Your task: Set each record down exactly, excluding all images.

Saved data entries
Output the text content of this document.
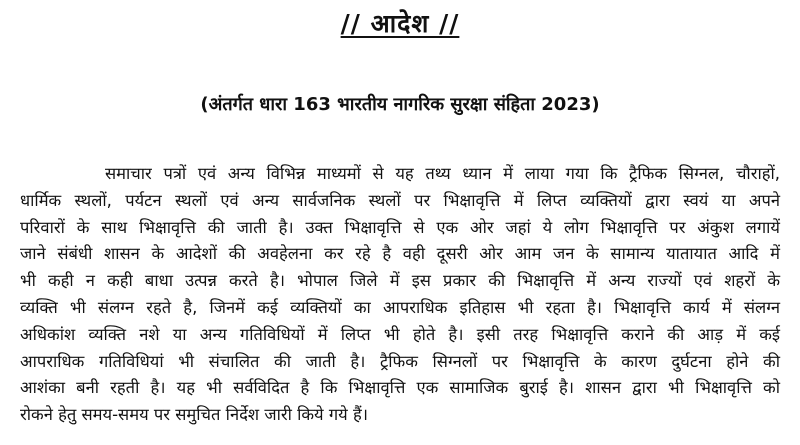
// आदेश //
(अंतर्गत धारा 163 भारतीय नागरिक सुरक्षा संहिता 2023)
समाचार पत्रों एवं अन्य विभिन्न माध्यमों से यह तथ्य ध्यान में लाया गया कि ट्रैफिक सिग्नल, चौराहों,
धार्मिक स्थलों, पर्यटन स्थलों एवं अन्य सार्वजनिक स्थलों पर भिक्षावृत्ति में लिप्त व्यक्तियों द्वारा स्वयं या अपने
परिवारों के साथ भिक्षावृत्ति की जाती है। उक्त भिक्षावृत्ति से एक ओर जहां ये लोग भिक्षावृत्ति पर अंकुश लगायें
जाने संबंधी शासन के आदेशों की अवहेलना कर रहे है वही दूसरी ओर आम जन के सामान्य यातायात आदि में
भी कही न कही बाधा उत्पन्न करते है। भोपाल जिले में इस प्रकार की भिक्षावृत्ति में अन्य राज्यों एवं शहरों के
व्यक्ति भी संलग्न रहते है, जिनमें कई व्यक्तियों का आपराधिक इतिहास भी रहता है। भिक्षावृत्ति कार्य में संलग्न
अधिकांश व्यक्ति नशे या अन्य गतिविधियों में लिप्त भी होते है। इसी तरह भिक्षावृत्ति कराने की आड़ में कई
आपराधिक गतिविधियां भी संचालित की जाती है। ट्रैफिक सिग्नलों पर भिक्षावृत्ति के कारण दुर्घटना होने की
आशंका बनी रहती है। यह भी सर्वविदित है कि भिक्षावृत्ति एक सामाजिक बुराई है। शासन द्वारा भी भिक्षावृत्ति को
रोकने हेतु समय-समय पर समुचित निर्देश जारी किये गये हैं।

The completed task:
Output the text content of this document.
// आदेश //
(अंतर्गत धारा 163 भारतीय नागरिक सुरक्षा संहिता 2023)
समाचार पत्रों एवं अन्य विभिन्न माध्यमों से यह तथ्य ध्यान में लाया गया कि ट्रैफिक सिग्नल, चौराहों,
धार्मिक स्थलों, पर्यटन स्थलों एवं अन्य सार्वजनिक स्थलों पर भिक्षावृत्ति में लिप्त व्यक्तियों द्वारा स्वयं या अपने
परिवारों के साथ भिक्षावृत्ति की जाती है। उक्त भिक्षावृत्ति से एक ओर जहां ये लोग भिक्षावृत्ति पर अंकुश लगायें
जाने संबंधी शासन के आदेशों की अवहेलना कर रहे है वही दूसरी ओर आम जन के सामान्य यातायात आदि में
भी कही न कही बाधा उत्पन्न करते है। भोपाल जिले में इस प्रकार की भिक्षावृत्ति में अन्य राज्यों एवं शहरों के
व्यक्ति भी संलग्न रहते है, जिनमें कई व्यक्तियों का आपराधिक इतिहास भी रहता है। भिक्षावृत्ति कार्य में संलग्न
अधिकांश व्यक्ति नशे या अन्य गतिविधियों में लिप्त भी होते है। इसी तरह भिक्षावृत्ति कराने की आड़ में कई
आपराधिक गतिविधियां भी संचालित की जाती है। ट्रैफिक सिग्नलों पर भिक्षावृत्ति के कारण दुर्घटना होने की
आशंका बनी रहती है। यह भी सर्वविदित है कि भिक्षावृत्ति एक सामाजिक बुराई है। शासन द्वारा भी भिक्षावृत्ति को
रोकने हेतु समय-समय पर समुचित निर्देश जारी किये गये हैं।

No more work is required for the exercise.